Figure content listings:

+-------+

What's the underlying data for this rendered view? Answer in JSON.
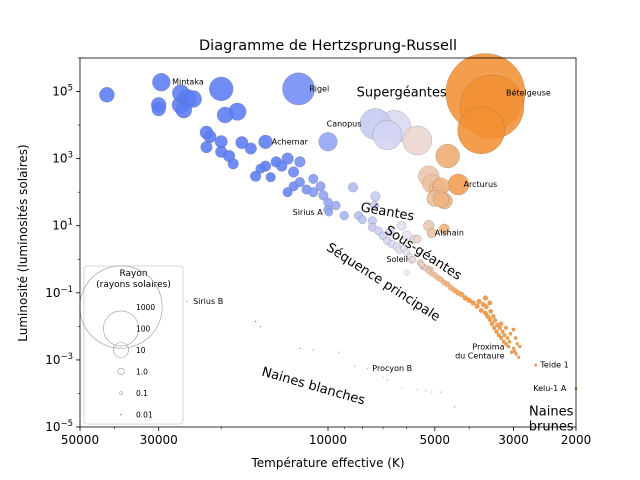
{
  "chart_data": {
    "type": "scatter",
    "title": "Diagramme de Hertzsprung-Russell",
    "xlabel": "Température effective (K)",
    "ylabel": "Luminosité (luminosités solaires)",
    "x_scale": "log",
    "x_reversed": true,
    "y_scale": "log",
    "xlim": [
      50000,
      2000
    ],
    "ylim": [
      1e-05,
      1000000
    ],
    "x_ticks": [
      {
        "value": 50000,
        "label": "50000"
      },
      {
        "value": 30000,
        "label": "30000"
      },
      {
        "value": 10000,
        "label": "10000"
      },
      {
        "value": 5000,
        "label": "5000"
      },
      {
        "value": 3000,
        "label": "3000"
      },
      {
        "value": 2000,
        "label": "2000"
      }
    ],
    "y_ticks": [
      {
        "value": 1e-05,
        "base": "10",
        "exp": "−5"
      },
      {
        "value": 0.001,
        "base": "10",
        "exp": "−3"
      },
      {
        "value": 0.1,
        "base": "10",
        "exp": "−1"
      },
      {
        "value": 10,
        "base": "10",
        "exp": "1"
      },
      {
        "value": 1000,
        "base": "10",
        "exp": "3"
      },
      {
        "value": 100000,
        "base": "10",
        "exp": "5"
      }
    ],
    "grid": false,
    "color_scale": {
      "hot": "#5b7cf5",
      "neutral": "#e8e4f0",
      "cool": "#f39033"
    },
    "regions": [
      {
        "label": "Supergéantes",
        "x": 6200,
        "y": 90000,
        "rotate": 0
      },
      {
        "label": "Géantes",
        "x": 6800,
        "y": 25,
        "rotate": 10
      },
      {
        "label": "Sous-géantes",
        "x": 5400,
        "y": 1.5,
        "rotate": 33
      },
      {
        "label": "Séquence principale",
        "x": 7000,
        "y": 0.2,
        "rotate": 33
      },
      {
        "label": "Naines blanches",
        "x": 11000,
        "y": 0.00016,
        "rotate": 16
      },
      {
        "label": "Naines",
        "x": 2350,
        "y": 2.8e-05,
        "rotate": 0
      },
      {
        "label": "brunes",
        "x": 2350,
        "y": 1e-05,
        "rotate": 0
      }
    ],
    "named_stars": [
      {
        "name": "Mintaka",
        "temp": 29500,
        "lum": 190000,
        "radius": 16
      },
      {
        "name": "Rigel",
        "temp": 12100,
        "lum": 120000,
        "radius": 79
      },
      {
        "name": "Bételgeuse",
        "temp": 3600,
        "lum": 90000,
        "radius": 900
      },
      {
        "name": "Canopus",
        "temp": 7350,
        "lum": 10700,
        "radius": 71
      },
      {
        "name": "Achernar",
        "temp": 15000,
        "lum": 3150,
        "radius": 8
      },
      {
        "name": "Arcturus",
        "temp": 4290,
        "lum": 170,
        "radius": 25
      },
      {
        "name": "Sirius A",
        "temp": 9940,
        "lum": 25,
        "radius": 1.7
      },
      {
        "name": "Alshain",
        "temp": 5100,
        "lum": 6,
        "radius": 3
      },
      {
        "name": "Soleil",
        "temp": 5772,
        "lum": 1,
        "radius": 1
      },
      {
        "name": "Sirius B",
        "temp": 25000,
        "lum": 0.056,
        "radius": 0.008
      },
      {
        "name": "Proxima du Centaure",
        "temp": 3040,
        "lum": 0.0017,
        "radius": 0.15
      },
      {
        "name": "Teide 1",
        "temp": 2600,
        "lum": 0.0007,
        "radius": 0.1
      },
      {
        "name": "Procyon B",
        "temp": 7740,
        "lum": 0.00055,
        "radius": 0.012
      },
      {
        "name": "Kelu-1 A",
        "temp": 2000,
        "lum": 0.00014,
        "radius": 0.1
      }
    ],
    "labels": [
      {
        "text": "Mintaka",
        "x": 27500,
        "y": 190000,
        "anchor": "start"
      },
      {
        "text": "Rigel",
        "x": 11300,
        "y": 120000,
        "anchor": "start"
      },
      {
        "text": "Bételgeuse",
        "x": 3150,
        "y": 90000,
        "anchor": "start"
      },
      {
        "text": "Canopus",
        "x": 8050,
        "y": 10700,
        "anchor": "end"
      },
      {
        "text": "Achernar",
        "x": 14400,
        "y": 3150,
        "anchor": "start"
      },
      {
        "text": "Arcturus",
        "x": 4150,
        "y": 170,
        "anchor": "start"
      },
      {
        "text": "Sirius A",
        "x": 10350,
        "y": 25,
        "anchor": "end"
      },
      {
        "text": "Alshain",
        "x": 5000,
        "y": 6,
        "anchor": "start"
      },
      {
        "text": "Soleil",
        "x": 5950,
        "y": 1,
        "anchor": "end"
      },
      {
        "text": "Sirius B",
        "x": 24000,
        "y": 0.056,
        "anchor": "start"
      },
      {
        "text": "Proxima",
        "x": 3180,
        "y": 0.0024,
        "anchor": "end"
      },
      {
        "text": "du Centaure",
        "x": 3180,
        "y": 0.0013,
        "anchor": "end"
      },
      {
        "text": "Teide 1",
        "x": 2520,
        "y": 0.0007,
        "anchor": "start"
      },
      {
        "text": "Procyon B",
        "x": 7500,
        "y": 0.00055,
        "anchor": "start"
      },
      {
        "text": "Kelu-1 A",
        "x": 2130,
        "y": 0.00014,
        "anchor": "end"
      }
    ],
    "stars": [
      {
        "temp": 42000,
        "lum": 80000,
        "radius": 10
      },
      {
        "temp": 30000,
        "lum": 40000,
        "radius": 10
      },
      {
        "temp": 30000,
        "lum": 30000,
        "radius": 8
      },
      {
        "temp": 26000,
        "lum": 90000,
        "radius": 14
      },
      {
        "temp": 26000,
        "lum": 40000,
        "radius": 15
      },
      {
        "temp": 25500,
        "lum": 28000,
        "radius": 12
      },
      {
        "temp": 25000,
        "lum": 60000,
        "radius": 20
      },
      {
        "temp": 24000,
        "lum": 60000,
        "radius": 14
      },
      {
        "temp": 20000,
        "lum": 120000,
        "radius": 35
      },
      {
        "temp": 19500,
        "lum": 20000,
        "radius": 12
      },
      {
        "temp": 18000,
        "lum": 25000,
        "radius": 15
      },
      {
        "temp": 10000,
        "lum": 3200,
        "radius": 18
      },
      {
        "temp": 22000,
        "lum": 6000,
        "radius": 7
      },
      {
        "temp": 21500,
        "lum": 4500,
        "radius": 6
      },
      {
        "temp": 22000,
        "lum": 2200,
        "radius": 5
      },
      {
        "temp": 20000,
        "lum": 1600,
        "radius": 5
      },
      {
        "temp": 19000,
        "lum": 1200,
        "radius": 5
      },
      {
        "temp": 18500,
        "lum": 700,
        "radius": 4
      },
      {
        "temp": 20000,
        "lum": 3200,
        "radius": 6
      },
      {
        "temp": 17500,
        "lum": 3000,
        "radius": 6
      },
      {
        "temp": 16500,
        "lum": 2000,
        "radius": 5
      },
      {
        "temp": 16000,
        "lum": 300,
        "radius": 4
      },
      {
        "temp": 15000,
        "lum": 600,
        "radius": 4
      },
      {
        "temp": 14000,
        "lum": 800,
        "radius": 4
      },
      {
        "temp": 13500,
        "lum": 600,
        "radius": 4
      },
      {
        "temp": 13000,
        "lum": 1000,
        "radius": 5
      },
      {
        "temp": 12500,
        "lum": 400,
        "radius": 4
      },
      {
        "temp": 12000,
        "lum": 800,
        "radius": 4
      },
      {
        "temp": 12500,
        "lum": 150,
        "radius": 3
      },
      {
        "temp": 12000,
        "lum": 200,
        "radius": 3
      },
      {
        "temp": 11500,
        "lum": 120,
        "radius": 3
      },
      {
        "temp": 11000,
        "lum": 250,
        "radius": 3
      },
      {
        "temp": 11000,
        "lum": 100,
        "radius": 3
      },
      {
        "temp": 10500,
        "lum": 150,
        "radius": 3
      },
      {
        "temp": 10300,
        "lum": 80,
        "radius": 3
      },
      {
        "temp": 13000,
        "lum": 100,
        "radius": 3
      },
      {
        "temp": 14500,
        "lum": 280,
        "radius": 3
      },
      {
        "temp": 15500,
        "lum": 500,
        "radius": 3
      },
      {
        "temp": 10000,
        "lum": 30,
        "radius": 2.5
      },
      {
        "temp": 10000,
        "lum": 50,
        "radius": 2.5
      },
      {
        "temp": 9500,
        "lum": 40,
        "radius": 2.5
      },
      {
        "temp": 9000,
        "lum": 20,
        "radius": 2.3
      },
      {
        "temp": 8500,
        "lum": 140,
        "radius": 3
      },
      {
        "temp": 8200,
        "lum": 20,
        "radius": 2.2
      },
      {
        "temp": 8000,
        "lum": 15,
        "radius": 2.0
      },
      {
        "temp": 7500,
        "lum": 14,
        "radius": 2.2
      },
      {
        "temp": 7400,
        "lum": 40,
        "radius": 2.2
      },
      {
        "temp": 7350,
        "lum": 75,
        "radius": 3
      },
      {
        "temp": 7500,
        "lum": 9,
        "radius": 2.0
      },
      {
        "temp": 7200,
        "lum": 7,
        "radius": 1.9
      },
      {
        "temp": 7000,
        "lum": 5,
        "radius": 1.8
      },
      {
        "temp": 6800,
        "lum": 3.5,
        "radius": 1.7
      },
      {
        "temp": 6600,
        "lum": 2.8,
        "radius": 1.6
      },
      {
        "temp": 6400,
        "lum": 2.4,
        "radius": 1.5
      },
      {
        "temp": 6700,
        "lum": 6.5,
        "radius": 2.0
      },
      {
        "temp": 6200,
        "lum": 10,
        "radius": 2.4
      },
      {
        "temp": 6300,
        "lum": 1.9,
        "radius": 1.4
      },
      {
        "temp": 6100,
        "lum": 2.1,
        "radius": 1.3
      },
      {
        "temp": 6000,
        "lum": 1.6,
        "radius": 1.2
      },
      {
        "temp": 5900,
        "lum": 1.2,
        "radius": 1.1
      },
      {
        "temp": 5800,
        "lum": 0.95,
        "radius": 1.0
      },
      {
        "temp": 5700,
        "lum": 4,
        "radius": 2.0
      },
      {
        "temp": 5600,
        "lum": 4,
        "radius": 1.8
      },
      {
        "temp": 5500,
        "lum": 0.8,
        "radius": 0.95
      },
      {
        "temp": 5400,
        "lum": 0.6,
        "radius": 0.9
      },
      {
        "temp": 5300,
        "lum": 0.55,
        "radius": 0.9
      },
      {
        "temp": 5200,
        "lum": 0.45,
        "radius": 0.85
      },
      {
        "temp": 5100,
        "lum": 0.38,
        "radius": 0.8
      },
      {
        "temp": 5000,
        "lum": 0.34,
        "radius": 0.8
      },
      {
        "temp": 4900,
        "lum": 0.28,
        "radius": 0.78
      },
      {
        "temp": 4800,
        "lum": 0.25,
        "radius": 0.75
      },
      {
        "temp": 4700,
        "lum": 0.2,
        "radius": 0.7
      },
      {
        "temp": 4600,
        "lum": 0.18,
        "radius": 0.7
      },
      {
        "temp": 4500,
        "lum": 0.14,
        "radius": 0.68
      },
      {
        "temp": 5150,
        "lum": 0.5,
        "radius": 0.9
      },
      {
        "temp": 5450,
        "lum": 0.7,
        "radius": 0.9
      },
      {
        "temp": 6000,
        "lum": 0.4,
        "radius": 0.8
      },
      {
        "temp": 5200,
        "lum": 300,
        "radius": 24
      },
      {
        "temp": 5100,
        "lum": 180,
        "radius": 18
      },
      {
        "temp": 4900,
        "lum": 120,
        "radius": 16
      },
      {
        "temp": 4800,
        "lum": 150,
        "radius": 14
      },
      {
        "temp": 4700,
        "lum": 55,
        "radius": 12
      },
      {
        "temp": 4800,
        "lum": 60,
        "radius": 11
      },
      {
        "temp": 5000,
        "lum": 65,
        "radius": 12
      },
      {
        "temp": 4600,
        "lum": 1200,
        "radius": 35
      },
      {
        "temp": 5600,
        "lum": 3500,
        "radius": 60
      },
      {
        "temp": 6500,
        "lum": 9000,
        "radius": 80
      },
      {
        "temp": 6800,
        "lum": 5000,
        "radius": 60
      },
      {
        "temp": 3450,
        "lum": 35000,
        "radius": 500
      },
      {
        "temp": 3700,
        "lum": 7000,
        "radius": 220
      },
      {
        "temp": 5200,
        "lum": 10,
        "radius": 4
      },
      {
        "temp": 4700,
        "lum": 8,
        "radius": 3.5
      },
      {
        "temp": 6000,
        "lum": 5,
        "radius": 3
      },
      {
        "temp": 4400,
        "lum": 0.12,
        "radius": 0.65
      },
      {
        "temp": 4300,
        "lum": 0.1,
        "radius": 0.62
      },
      {
        "temp": 4200,
        "lum": 0.09,
        "radius": 0.6
      },
      {
        "temp": 4100,
        "lum": 0.07,
        "radius": 0.58
      },
      {
        "temp": 4000,
        "lum": 0.06,
        "radius": 0.55
      },
      {
        "temp": 3900,
        "lum": 0.05,
        "radius": 0.52
      },
      {
        "temp": 3800,
        "lum": 0.04,
        "radius": 0.5
      },
      {
        "temp": 3750,
        "lum": 0.055,
        "radius": 0.5
      },
      {
        "temp": 3700,
        "lum": 0.03,
        "radius": 0.45
      },
      {
        "temp": 3650,
        "lum": 0.045,
        "radius": 0.45
      },
      {
        "temp": 3600,
        "lum": 0.025,
        "radius": 0.42
      },
      {
        "temp": 3580,
        "lum": 0.038,
        "radius": 0.42
      },
      {
        "temp": 3550,
        "lum": 0.02,
        "radius": 0.4
      },
      {
        "temp": 3500,
        "lum": 0.016,
        "radius": 0.38
      },
      {
        "temp": 3480,
        "lum": 0.028,
        "radius": 0.38
      },
      {
        "temp": 3450,
        "lum": 0.012,
        "radius": 0.35
      },
      {
        "temp": 3420,
        "lum": 0.02,
        "radius": 0.35
      },
      {
        "temp": 3400,
        "lum": 0.009,
        "radius": 0.32
      },
      {
        "temp": 3380,
        "lum": 0.015,
        "radius": 0.32
      },
      {
        "temp": 3350,
        "lum": 0.007,
        "radius": 0.3
      },
      {
        "temp": 3330,
        "lum": 0.011,
        "radius": 0.3
      },
      {
        "temp": 3300,
        "lum": 0.0055,
        "radius": 0.28
      },
      {
        "temp": 3280,
        "lum": 0.009,
        "radius": 0.28
      },
      {
        "temp": 3250,
        "lum": 0.0045,
        "radius": 0.26
      },
      {
        "temp": 3220,
        "lum": 0.007,
        "radius": 0.25
      },
      {
        "temp": 3200,
        "lum": 0.0035,
        "radius": 0.24
      },
      {
        "temp": 3180,
        "lum": 0.0055,
        "radius": 0.23
      },
      {
        "temp": 3150,
        "lum": 0.003,
        "radius": 0.22
      },
      {
        "temp": 3120,
        "lum": 0.0045,
        "radius": 0.21
      },
      {
        "temp": 3100,
        "lum": 0.0025,
        "radius": 0.2
      },
      {
        "temp": 3080,
        "lum": 0.0035,
        "radius": 0.19
      },
      {
        "temp": 3060,
        "lum": 0.006,
        "radius": 0.2
      },
      {
        "temp": 3000,
        "lum": 0.0022,
        "radius": 0.17
      },
      {
        "temp": 2980,
        "lum": 0.0018,
        "radius": 0.16
      },
      {
        "temp": 2950,
        "lum": 0.0015,
        "radius": 0.15
      },
      {
        "temp": 2930,
        "lum": 0.003,
        "radius": 0.16
      },
      {
        "temp": 2900,
        "lum": 0.0012,
        "radius": 0.13
      },
      {
        "temp": 2880,
        "lum": 0.0025,
        "radius": 0.14
      },
      {
        "temp": 3000,
        "lum": 0.008,
        "radius": 0.22
      },
      {
        "temp": 2960,
        "lum": 0.0045,
        "radius": 0.18
      },
      {
        "temp": 3500,
        "lum": 0.05,
        "radius": 0.45
      },
      {
        "temp": 3600,
        "lum": 0.07,
        "radius": 0.5
      },
      {
        "temp": 3250,
        "lum": 0.012,
        "radius": 0.3
      },
      {
        "temp": 3150,
        "lum": 0.009,
        "radius": 0.26
      },
      {
        "temp": 16000,
        "lum": 0.014,
        "radius": 0.012
      },
      {
        "temp": 15500,
        "lum": 0.01,
        "radius": 0.012
      },
      {
        "temp": 12000,
        "lum": 0.0022,
        "radius": 0.011
      },
      {
        "temp": 11000,
        "lum": 0.002,
        "radius": 0.011
      },
      {
        "temp": 9300,
        "lum": 0.0017,
        "radius": 0.012
      },
      {
        "temp": 8400,
        "lum": 0.00065,
        "radius": 0.012
      },
      {
        "temp": 7000,
        "lum": 0.0003,
        "radius": 0.012
      },
      {
        "temp": 6800,
        "lum": 0.00025,
        "radius": 0.012
      },
      {
        "temp": 6200,
        "lum": 0.00015,
        "radius": 0.012
      },
      {
        "temp": 5600,
        "lum": 0.00013,
        "radius": 0.012
      },
      {
        "temp": 5300,
        "lum": 0.00012,
        "radius": 0.012
      },
      {
        "temp": 5100,
        "lum": 0.00011,
        "radius": 0.012
      },
      {
        "temp": 4800,
        "lum": 0.00011,
        "radius": 0.012
      },
      {
        "temp": 4400,
        "lum": 4e-05,
        "radius": 0.012
      }
    ],
    "legend": {
      "title_line1": "Rayon",
      "title_line2": "(rayons solaires)",
      "position": "lower-left",
      "entries": [
        {
          "label": "1000",
          "radius": 1000
        },
        {
          "label": "100",
          "radius": 100
        },
        {
          "label": "10",
          "radius": 10
        },
        {
          "label": "1.0",
          "radius": 1
        },
        {
          "label": "0.1",
          "radius": 0.1
        },
        {
          "label": "0.01",
          "radius": 0.01
        }
      ]
    }
  }
}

+-------+

**WHAT TO DO**
Tell how many lines contain the word "solaires", using only the number.

**THE COMPLETED TASK**
2